* _Problem to solve_: All records below must be retyped exactly.

# start of Given entries

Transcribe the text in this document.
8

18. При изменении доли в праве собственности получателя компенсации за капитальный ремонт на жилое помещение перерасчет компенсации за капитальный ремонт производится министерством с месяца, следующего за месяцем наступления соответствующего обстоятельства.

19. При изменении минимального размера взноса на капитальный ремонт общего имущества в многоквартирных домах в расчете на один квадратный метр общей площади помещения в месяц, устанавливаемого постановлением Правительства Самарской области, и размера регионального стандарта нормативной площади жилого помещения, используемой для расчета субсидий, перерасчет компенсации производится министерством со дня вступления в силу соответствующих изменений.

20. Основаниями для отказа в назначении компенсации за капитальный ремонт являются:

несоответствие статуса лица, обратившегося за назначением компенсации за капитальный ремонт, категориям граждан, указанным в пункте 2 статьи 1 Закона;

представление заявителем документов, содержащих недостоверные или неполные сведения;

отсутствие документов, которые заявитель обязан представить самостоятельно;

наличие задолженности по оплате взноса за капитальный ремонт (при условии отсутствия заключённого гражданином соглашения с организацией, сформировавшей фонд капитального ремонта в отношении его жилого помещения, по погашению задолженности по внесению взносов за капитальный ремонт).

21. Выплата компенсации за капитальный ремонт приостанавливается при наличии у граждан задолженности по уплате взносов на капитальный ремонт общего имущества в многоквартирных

# end of Given entries

* _Answer to this task_:
Transcribe the text in this document.
8

18. При изменении доли в праве собственности получателя компенсации за капитальный ремонт на жилое помещение перерасчет компенсации за капитальный ремонт производится министерством с месяца, следующего за месяцем наступления соответствующего обстоятельства.

19. При изменении минимального размера взноса на капитальный ремонт общего имущества в многоквартирных домах в расчете на один квадратный метр общей площади помещения в месяц, устанавливаемого постановлением Правительства Самарской области, и размера регионального стандарта нормативной площади жилого помещения, используемой для расчета субсидий, перерасчет компенсации производится министерством со дня вступления в силу соответствующих изменений.

20. Основаниями для отказа в назначении компенсации за капитальный ремонт являются:

несоответствие статуса лица, обратившегося за назначением компенсации за капитальный ремонт, категориям граждан, указанным в пункте 2 статьи 1 Закона;

представление заявителем документов, содержащих недостоверные или неполные сведения;

отсутствие документов, которые заявитель обязан представить самостоятельно;

наличие задолженности по оплате взноса за капитальный ремонт (при условии отсутствия заключённого гражданином соглашения с организацией, сформировавшей фонд капитального ремонта в отношении его жилого помещения, по погашению задолженности по внесению взносов за капитальный ремонт).

21. Выплата компенсации за капитальный ремонт приостанавливается при наличии у граждан задолженности по уплате взносов на капитальный ремонт общего имущества в многоквартирных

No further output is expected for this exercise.